The request:
Only the number is needed: how many lines of the records include "true"?

──────────

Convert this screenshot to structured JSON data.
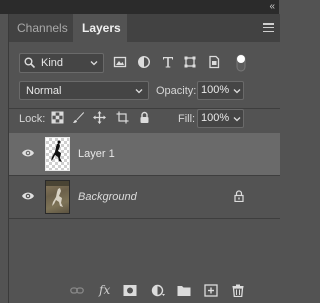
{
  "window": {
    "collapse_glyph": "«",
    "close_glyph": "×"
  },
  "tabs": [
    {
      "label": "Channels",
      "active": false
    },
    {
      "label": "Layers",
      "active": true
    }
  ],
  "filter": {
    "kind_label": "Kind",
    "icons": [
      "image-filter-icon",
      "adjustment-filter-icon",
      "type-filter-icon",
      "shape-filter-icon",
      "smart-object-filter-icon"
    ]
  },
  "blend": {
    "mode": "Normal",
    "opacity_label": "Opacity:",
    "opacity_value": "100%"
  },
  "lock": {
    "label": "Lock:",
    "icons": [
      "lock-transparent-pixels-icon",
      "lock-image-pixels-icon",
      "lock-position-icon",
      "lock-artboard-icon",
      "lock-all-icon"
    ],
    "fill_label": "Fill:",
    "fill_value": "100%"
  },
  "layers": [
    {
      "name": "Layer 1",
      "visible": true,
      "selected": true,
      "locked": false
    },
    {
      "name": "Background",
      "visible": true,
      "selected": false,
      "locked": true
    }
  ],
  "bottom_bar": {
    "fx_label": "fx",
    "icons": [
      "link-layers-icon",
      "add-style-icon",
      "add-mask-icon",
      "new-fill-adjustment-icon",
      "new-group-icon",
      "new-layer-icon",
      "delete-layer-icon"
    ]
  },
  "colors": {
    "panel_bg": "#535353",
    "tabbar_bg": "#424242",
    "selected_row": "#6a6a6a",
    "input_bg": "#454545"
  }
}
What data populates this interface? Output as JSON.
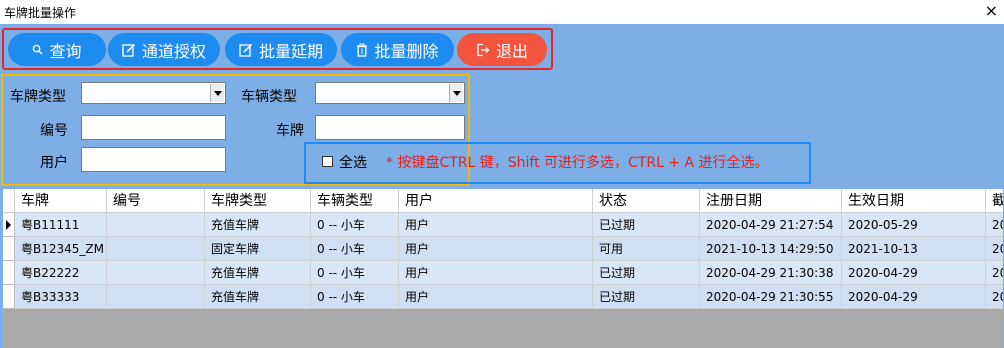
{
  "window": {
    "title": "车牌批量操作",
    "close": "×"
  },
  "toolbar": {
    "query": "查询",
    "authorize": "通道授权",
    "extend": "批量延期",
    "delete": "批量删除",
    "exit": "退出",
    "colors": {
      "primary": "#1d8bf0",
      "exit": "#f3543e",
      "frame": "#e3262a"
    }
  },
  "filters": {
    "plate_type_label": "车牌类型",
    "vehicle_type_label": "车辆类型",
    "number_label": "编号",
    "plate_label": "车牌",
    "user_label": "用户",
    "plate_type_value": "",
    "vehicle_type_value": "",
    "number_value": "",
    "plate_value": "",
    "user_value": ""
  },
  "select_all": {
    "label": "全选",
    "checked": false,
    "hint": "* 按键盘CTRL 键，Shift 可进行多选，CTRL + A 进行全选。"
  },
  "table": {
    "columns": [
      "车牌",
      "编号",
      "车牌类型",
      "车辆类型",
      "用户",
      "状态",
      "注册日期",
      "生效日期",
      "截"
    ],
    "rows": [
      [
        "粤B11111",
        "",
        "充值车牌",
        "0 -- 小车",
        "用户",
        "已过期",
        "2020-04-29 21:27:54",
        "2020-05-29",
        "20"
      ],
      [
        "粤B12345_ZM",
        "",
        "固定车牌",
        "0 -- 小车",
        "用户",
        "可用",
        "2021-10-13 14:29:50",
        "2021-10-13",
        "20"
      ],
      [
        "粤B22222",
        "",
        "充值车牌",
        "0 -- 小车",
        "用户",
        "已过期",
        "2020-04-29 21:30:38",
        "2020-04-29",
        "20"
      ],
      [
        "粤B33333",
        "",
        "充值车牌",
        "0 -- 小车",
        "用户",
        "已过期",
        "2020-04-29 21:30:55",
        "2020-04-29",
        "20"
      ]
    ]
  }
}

──────────

Task result:
5